■ 提示文
────────────────
日常

木村秋則「すべては宇宙の采配」

2013-09-26 01:46:50 | 
青森(2013-09-17)山崎隆「奇跡のりんごスープ物語」(2013-09-20)の流れの中で、

木村秋則さんの「すべては宇宙の采配」東邦出版 (2009/7/23)

を再読しました。いやはや。面白すぎる・・・。事実は小説より奇なり。



Amazonで改めてみてみたら、新装版として(2013/5/24)に再販されていました・・。
しかも、新装版は777円!!(2009年当時の本の定価は1429円でした。)


==============
<内容紹介>
隠れている真実を追究する者だけが、ものごとを成し遂げられるのです。
その過程で味わう桁外れの失敗、噛みしめた挫折の量が成功のもとです。
見ることのできない地下部との格闘でかいた汗は、裏切ることなく地上部に現れてきます。
(本書より)

不可能と思われていた無農薬でのりんご栽培を成し遂げるまでの、
木村秋則の苦難に満ちた人生と、その途上で遭遇した不可思議な体験の数々。
農業にかけるひたむきな思い、地球環境との真摯な向き合い方など、
“奇跡”を起こした男がみずからの魂の変遷、思想と哲学を赤裸々に綴る。
==============
▼目次
第1章 不思議の始まり
 マンダラ/別の時間/たった1度の1等賞/就職・見合い
 きっかけ/初めて見たUFO

第2章 泥沼にて
 親父/書店の奇跡/儀式/ハガキ/ラパウル
 運転手/言霊/家族愛/出会い/父親参観

第3章 許された日々
 35歳の夜/自然の楽園/微生物/活かして生きる
 木に話す/癌と仲良く/金属にも魂/約束
 農業ルネッサンス/名誉回復/世界一

第4章 まだ足りない
 拉致/一致/龍、再び/共鳴/気づいていないわたし
==============


木村さんは、不可能と思われていた無農薬りんご栽培を成し遂げた偉大な農業人です。
木村さんの一連の著作を読むと分かりますが、農業人という言葉では収まらない宇宙的なスケールの大きさがあります。
木村さんは新時代へ向けた思想家でもあり実践家でもあり、そして偉大なる芸術家でもあると思っています。



そんな木村さんですが、無農薬リンゴへと至る道はおそろしい苦難の連続。10年近くも極貧生活を強いられ、自殺未遂すら経験しています。
そんな先の見えない闇夜をくぐりぬけた人だけが書ける、魂の叫びのような本だと思いました。


上の目次からも分かりますが、色んな不思議な話も満載。
写真のオーブ、龍、幽霊、臨死体験、UFO・・・そういう話が無農薬リンゴ栽培と同じ次元で語られていて、それがまた面白い。

常識を打ち破って一つ上の次元に進むと言う事は、頭を柔らかく柔軟にしないと到達できない世界なのでしょう。
────────────────
■ 課題 1
提示文の目次に挙げられている章の題名を、章番号とともにすべて書き出してください。
■ 課題 2
提示文によると、新装版の価格はいくらですか。
■ 課題 3
提示文のうち「しかも、新装版は777円!!(2009年当時の本の定価は1429円でした。)」を含む箇所から書き写し始め、「となく地上部に現れてきます。」の後で終えて、その部分を一字一句違えずに返してください。
このデータは、提示文とは別個の資料です。

■ 分析用データ
────────────────
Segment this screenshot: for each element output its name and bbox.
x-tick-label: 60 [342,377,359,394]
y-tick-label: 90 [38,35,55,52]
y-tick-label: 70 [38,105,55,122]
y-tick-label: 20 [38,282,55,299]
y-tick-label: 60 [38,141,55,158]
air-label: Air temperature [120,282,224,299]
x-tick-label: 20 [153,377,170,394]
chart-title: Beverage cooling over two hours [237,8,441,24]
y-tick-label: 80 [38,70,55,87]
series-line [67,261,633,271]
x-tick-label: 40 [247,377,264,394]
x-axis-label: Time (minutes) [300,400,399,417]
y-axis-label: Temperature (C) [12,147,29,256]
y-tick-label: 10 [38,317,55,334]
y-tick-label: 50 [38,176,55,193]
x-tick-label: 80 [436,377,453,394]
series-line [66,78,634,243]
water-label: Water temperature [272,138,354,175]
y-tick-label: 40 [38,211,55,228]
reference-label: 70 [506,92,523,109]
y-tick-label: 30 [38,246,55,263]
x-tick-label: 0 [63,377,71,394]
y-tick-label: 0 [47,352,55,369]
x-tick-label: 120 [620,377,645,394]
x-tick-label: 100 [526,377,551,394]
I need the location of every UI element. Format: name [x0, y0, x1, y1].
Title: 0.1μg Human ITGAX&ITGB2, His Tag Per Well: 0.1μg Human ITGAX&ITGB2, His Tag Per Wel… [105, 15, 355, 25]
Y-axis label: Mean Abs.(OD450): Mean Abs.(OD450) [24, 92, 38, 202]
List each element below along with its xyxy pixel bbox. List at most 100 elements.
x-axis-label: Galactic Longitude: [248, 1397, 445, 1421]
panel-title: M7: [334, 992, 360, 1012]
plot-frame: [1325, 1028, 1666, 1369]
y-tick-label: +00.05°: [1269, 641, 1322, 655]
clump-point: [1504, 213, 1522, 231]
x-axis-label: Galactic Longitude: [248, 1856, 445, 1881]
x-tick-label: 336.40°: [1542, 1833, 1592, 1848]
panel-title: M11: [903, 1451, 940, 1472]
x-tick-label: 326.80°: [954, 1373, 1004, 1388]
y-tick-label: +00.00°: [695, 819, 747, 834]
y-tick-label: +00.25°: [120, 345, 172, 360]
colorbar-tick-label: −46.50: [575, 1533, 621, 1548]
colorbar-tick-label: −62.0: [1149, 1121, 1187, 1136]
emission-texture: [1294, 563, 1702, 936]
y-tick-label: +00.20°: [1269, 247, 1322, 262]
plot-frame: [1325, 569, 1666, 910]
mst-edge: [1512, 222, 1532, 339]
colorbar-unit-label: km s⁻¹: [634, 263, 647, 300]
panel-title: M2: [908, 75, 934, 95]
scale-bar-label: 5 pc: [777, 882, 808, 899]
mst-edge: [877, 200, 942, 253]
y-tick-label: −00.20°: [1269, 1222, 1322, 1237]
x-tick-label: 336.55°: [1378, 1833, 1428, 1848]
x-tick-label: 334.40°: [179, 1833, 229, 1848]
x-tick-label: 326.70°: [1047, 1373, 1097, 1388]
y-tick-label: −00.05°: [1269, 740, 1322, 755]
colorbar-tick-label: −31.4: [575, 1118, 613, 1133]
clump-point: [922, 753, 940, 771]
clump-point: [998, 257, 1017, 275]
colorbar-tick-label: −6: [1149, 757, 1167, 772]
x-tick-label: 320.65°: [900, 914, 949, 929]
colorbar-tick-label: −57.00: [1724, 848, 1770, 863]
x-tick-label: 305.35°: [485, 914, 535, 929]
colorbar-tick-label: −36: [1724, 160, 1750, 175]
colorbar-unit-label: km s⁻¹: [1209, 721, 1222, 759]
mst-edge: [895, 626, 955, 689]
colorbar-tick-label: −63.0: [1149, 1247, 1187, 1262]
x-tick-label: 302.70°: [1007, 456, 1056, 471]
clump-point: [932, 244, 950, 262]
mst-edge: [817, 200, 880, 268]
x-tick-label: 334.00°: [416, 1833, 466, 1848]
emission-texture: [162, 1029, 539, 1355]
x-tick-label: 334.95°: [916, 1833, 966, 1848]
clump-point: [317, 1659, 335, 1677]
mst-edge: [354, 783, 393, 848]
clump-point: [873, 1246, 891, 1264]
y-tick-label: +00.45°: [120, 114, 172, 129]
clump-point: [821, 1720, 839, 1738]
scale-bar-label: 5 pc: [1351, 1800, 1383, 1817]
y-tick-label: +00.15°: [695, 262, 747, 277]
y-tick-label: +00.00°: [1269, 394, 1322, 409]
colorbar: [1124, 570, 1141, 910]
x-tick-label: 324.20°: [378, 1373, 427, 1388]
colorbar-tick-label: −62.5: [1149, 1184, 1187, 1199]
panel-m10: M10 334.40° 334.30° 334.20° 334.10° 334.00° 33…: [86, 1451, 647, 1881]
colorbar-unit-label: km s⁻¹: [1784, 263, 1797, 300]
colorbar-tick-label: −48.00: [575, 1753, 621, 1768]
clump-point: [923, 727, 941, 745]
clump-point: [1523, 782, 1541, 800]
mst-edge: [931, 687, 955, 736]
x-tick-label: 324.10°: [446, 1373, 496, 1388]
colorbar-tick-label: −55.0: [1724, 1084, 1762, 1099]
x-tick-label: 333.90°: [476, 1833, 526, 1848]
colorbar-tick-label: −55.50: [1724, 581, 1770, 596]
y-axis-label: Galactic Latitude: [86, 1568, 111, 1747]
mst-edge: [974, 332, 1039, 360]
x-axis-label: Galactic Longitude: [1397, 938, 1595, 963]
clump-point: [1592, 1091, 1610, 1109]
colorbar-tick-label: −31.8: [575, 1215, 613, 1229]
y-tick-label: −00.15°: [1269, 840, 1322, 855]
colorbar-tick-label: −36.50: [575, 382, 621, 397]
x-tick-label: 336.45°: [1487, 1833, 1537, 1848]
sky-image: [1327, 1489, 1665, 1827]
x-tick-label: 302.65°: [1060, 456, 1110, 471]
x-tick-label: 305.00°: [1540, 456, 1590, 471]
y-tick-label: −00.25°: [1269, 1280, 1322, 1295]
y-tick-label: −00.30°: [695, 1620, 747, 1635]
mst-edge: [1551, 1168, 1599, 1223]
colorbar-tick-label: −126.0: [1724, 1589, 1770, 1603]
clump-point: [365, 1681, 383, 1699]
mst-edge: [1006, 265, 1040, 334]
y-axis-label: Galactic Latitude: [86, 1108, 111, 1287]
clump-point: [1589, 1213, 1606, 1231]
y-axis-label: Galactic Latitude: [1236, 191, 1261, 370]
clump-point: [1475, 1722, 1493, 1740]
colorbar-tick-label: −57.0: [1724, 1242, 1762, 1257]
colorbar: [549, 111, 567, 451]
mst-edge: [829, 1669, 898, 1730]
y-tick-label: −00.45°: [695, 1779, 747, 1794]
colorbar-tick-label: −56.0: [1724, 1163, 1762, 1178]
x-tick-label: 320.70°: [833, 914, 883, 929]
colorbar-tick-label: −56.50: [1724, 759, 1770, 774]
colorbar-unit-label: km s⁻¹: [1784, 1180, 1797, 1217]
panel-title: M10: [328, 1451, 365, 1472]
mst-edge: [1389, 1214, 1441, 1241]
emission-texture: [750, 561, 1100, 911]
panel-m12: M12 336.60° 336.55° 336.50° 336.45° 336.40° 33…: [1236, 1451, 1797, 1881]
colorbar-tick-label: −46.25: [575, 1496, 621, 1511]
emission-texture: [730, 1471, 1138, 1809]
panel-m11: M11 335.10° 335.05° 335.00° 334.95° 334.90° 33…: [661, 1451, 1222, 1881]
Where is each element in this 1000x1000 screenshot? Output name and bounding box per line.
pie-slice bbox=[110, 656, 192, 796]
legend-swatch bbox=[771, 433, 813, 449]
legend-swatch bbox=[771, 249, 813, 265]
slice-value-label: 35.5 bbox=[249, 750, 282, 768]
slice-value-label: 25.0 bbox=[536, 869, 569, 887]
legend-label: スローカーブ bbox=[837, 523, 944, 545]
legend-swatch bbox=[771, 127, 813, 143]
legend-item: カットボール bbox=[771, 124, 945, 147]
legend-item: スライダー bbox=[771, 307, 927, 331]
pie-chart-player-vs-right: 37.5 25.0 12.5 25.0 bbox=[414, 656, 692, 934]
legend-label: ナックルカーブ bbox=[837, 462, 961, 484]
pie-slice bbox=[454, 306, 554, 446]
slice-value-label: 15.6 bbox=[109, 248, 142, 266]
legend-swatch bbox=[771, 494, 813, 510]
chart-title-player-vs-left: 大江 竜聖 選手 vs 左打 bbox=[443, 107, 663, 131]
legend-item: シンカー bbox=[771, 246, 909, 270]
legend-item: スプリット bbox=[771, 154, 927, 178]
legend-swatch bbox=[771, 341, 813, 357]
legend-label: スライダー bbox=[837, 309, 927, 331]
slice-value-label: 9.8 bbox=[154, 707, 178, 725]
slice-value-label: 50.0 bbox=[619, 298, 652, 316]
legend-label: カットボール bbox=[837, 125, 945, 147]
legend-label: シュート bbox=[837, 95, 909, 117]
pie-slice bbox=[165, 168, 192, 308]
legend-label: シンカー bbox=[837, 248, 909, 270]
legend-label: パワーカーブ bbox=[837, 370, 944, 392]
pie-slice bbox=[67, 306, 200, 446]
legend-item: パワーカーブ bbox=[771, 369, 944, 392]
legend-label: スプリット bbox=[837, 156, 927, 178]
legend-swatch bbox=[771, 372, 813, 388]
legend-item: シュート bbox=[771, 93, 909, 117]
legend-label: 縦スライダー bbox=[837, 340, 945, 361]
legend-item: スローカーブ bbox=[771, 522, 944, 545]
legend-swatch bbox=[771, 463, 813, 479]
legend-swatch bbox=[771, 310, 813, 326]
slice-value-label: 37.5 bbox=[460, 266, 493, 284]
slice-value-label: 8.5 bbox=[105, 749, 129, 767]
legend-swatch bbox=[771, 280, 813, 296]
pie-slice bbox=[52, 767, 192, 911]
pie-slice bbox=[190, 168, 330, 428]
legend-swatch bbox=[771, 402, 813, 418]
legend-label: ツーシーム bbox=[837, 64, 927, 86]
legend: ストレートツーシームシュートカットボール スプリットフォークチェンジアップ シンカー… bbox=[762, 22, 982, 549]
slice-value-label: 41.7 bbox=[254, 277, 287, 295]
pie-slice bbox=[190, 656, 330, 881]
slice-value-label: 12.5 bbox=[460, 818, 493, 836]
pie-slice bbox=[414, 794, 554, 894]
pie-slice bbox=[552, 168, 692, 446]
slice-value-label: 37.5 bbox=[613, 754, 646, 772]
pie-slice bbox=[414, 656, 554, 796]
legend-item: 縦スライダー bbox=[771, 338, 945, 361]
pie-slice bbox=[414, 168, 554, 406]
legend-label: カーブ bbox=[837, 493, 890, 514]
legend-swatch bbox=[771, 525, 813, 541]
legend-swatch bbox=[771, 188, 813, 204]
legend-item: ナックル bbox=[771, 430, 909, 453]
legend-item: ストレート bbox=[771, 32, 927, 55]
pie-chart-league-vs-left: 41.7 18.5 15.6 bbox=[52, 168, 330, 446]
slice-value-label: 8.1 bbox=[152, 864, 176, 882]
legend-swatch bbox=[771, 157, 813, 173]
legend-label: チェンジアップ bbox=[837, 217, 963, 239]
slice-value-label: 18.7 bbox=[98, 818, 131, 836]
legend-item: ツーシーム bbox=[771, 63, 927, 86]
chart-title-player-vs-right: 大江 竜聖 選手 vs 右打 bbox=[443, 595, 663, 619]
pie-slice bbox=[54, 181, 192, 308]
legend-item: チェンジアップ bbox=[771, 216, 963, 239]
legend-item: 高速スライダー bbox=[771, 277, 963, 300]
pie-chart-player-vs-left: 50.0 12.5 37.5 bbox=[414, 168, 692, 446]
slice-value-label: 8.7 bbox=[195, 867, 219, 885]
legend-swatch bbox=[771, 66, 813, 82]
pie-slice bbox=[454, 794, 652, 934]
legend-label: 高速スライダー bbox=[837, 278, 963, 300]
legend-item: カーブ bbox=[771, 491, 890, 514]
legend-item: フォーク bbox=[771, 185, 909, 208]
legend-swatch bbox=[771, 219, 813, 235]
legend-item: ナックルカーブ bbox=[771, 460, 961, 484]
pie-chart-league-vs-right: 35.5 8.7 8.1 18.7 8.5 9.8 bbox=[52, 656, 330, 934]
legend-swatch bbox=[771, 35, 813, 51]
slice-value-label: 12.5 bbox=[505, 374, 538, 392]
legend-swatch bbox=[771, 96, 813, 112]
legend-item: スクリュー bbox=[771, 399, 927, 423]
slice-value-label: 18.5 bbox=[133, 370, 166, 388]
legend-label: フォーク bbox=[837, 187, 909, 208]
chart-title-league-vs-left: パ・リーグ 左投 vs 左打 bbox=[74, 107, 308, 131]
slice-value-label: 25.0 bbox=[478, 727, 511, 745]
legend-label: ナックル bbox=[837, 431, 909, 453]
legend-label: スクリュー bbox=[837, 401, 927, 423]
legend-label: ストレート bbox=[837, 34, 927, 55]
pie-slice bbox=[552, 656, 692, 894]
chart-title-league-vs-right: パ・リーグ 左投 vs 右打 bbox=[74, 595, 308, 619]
────────────────
■ 解答 1
第1章 不思議の始まり
第2章 泥沼にて
第3章 許された日々
第4章 まだ足りない

■ 解答 2
777円です。

■ 解答 3
しかも、新装版は777円!!(2009年当時の本の定価は1429円でした。)


==============
<内容紹介>
隠れている真実を追究する者だけが、ものごとを成し遂げられるのです。
その過程で味わう桁外れの失敗、噛みしめた挫折の量が成功のもとです。
見ることのできない地下部との格闘でかいた汗は、裏切ることなく地上部に現れてきます。